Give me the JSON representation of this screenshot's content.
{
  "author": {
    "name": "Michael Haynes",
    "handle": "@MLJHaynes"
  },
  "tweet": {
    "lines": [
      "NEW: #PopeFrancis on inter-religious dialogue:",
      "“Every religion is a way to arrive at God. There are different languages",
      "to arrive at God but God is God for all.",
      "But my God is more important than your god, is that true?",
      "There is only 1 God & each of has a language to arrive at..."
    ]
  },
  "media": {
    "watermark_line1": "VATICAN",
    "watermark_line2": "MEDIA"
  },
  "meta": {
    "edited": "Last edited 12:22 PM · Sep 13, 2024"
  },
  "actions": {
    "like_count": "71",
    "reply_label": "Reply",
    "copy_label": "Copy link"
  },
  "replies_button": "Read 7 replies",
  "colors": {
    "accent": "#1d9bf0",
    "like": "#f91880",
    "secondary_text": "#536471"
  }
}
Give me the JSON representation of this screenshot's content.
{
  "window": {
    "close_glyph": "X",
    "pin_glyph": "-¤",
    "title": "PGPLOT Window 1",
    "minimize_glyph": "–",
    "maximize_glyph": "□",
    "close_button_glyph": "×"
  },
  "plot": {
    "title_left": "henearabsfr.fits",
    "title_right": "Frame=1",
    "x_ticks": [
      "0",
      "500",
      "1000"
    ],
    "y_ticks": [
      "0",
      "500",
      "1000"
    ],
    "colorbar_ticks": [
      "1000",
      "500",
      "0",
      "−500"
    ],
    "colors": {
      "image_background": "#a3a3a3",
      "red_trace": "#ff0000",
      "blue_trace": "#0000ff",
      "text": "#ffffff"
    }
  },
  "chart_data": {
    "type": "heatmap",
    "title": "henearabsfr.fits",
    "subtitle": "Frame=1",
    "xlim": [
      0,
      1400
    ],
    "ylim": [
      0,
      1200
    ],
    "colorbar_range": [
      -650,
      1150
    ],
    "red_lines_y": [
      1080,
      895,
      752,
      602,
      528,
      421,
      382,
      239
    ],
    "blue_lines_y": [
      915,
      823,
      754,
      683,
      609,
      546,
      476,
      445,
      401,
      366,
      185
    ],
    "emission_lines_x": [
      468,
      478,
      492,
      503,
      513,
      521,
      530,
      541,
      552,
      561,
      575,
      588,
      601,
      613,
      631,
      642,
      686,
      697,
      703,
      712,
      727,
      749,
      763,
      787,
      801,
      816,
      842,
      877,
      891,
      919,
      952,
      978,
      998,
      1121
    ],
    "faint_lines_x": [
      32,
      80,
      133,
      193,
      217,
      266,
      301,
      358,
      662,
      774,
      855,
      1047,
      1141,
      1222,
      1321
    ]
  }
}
----------
**Stated problem:**
Word for word, write out all of the data above.

**Written answer:**
Give me the JSON representation of this screenshot's content.
{
  "author": {
    "name": "Michael Haynes",
    "handle": "@MLJHaynes"
  },
  "tweet": {
    "lines": [
      "NEW: #PopeFrancis on inter-religious dialogue:",
      "“Every religion is a way to arrive at God. There are different languages",
      "to arrive at God but God is God for all.",
      "But my God is more important than your god, is that true?",
      "There is only 1 God & each of has a language to arrive at..."
    ]
  },
  "media": {
    "watermark_line1": "VATICAN",
    "watermark_line2": "MEDIA"
  },
  "meta": {
    "edited": "Last edited 12:22 PM · Sep 13, 2024"
  },
  "actions": {
    "like_count": "71",
    "reply_label": "Reply",
    "copy_label": "Copy link"
  },
  "replies_button": "Read 7 replies",
  "colors": {
    "accent": "#1d9bf0",
    "like": "#f91880",
    "secondary_text": "#536471"
  }
}
Give me the JSON representation of this screenshot's content.
{
  "window": {
    "close_glyph": "X",
    "pin_glyph": "-¤",
    "title": "PGPLOT Window 1",
    "minimize_glyph": "–",
    "maximize_glyph": "□",
    "close_button_glyph": "×"
  },
  "plot": {
    "title_left": "henearabsfr.fits",
    "title_right": "Frame=1",
    "x_ticks": [
      "0",
      "500",
      "1000"
    ],
    "y_ticks": [
      "0",
      "500",
      "1000"
    ],
    "colorbar_ticks": [
      "1000",
      "500",
      "0",
      "−500"
    ],
    "colors": {
      "image_background": "#a3a3a3",
      "red_trace": "#ff0000",
      "blue_trace": "#0000ff",
      "text": "#ffffff"
    }
  },
  "chart_data": {
    "type": "heatmap",
    "title": "henearabsfr.fits",
    "subtitle": "Frame=1",
    "xlim": [
      0,
      1400
    ],
    "ylim": [
      0,
      1200
    ],
    "colorbar_range": [
      -650,
      1150
    ],
    "red_lines_y": [
      1080,
      895,
      752,
      602,
      528,
      421,
      382,
      239
    ],
    "blue_lines_y": [
      915,
      823,
      754,
      683,
      609,
      546,
      476,
      445,
      401,
      366,
      185
    ],
    "emission_lines_x": [
      468,
      478,
      492,
      503,
      513,
      521,
      530,
      541,
      552,
      561,
      575,
      588,
      601,
      613,
      631,
      642,
      686,
      697,
      703,
      712,
      727,
      749,
      763,
      787,
      801,
      816,
      842,
      877,
      891,
      919,
      952,
      978,
      998,
      1121
    ],
    "faint_lines_x": [
      32,
      80,
      133,
      193,
      217,
      266,
      301,
      358,
      662,
      774,
      855,
      1047,
      1141,
      1222,
      1321
    ]
  }
}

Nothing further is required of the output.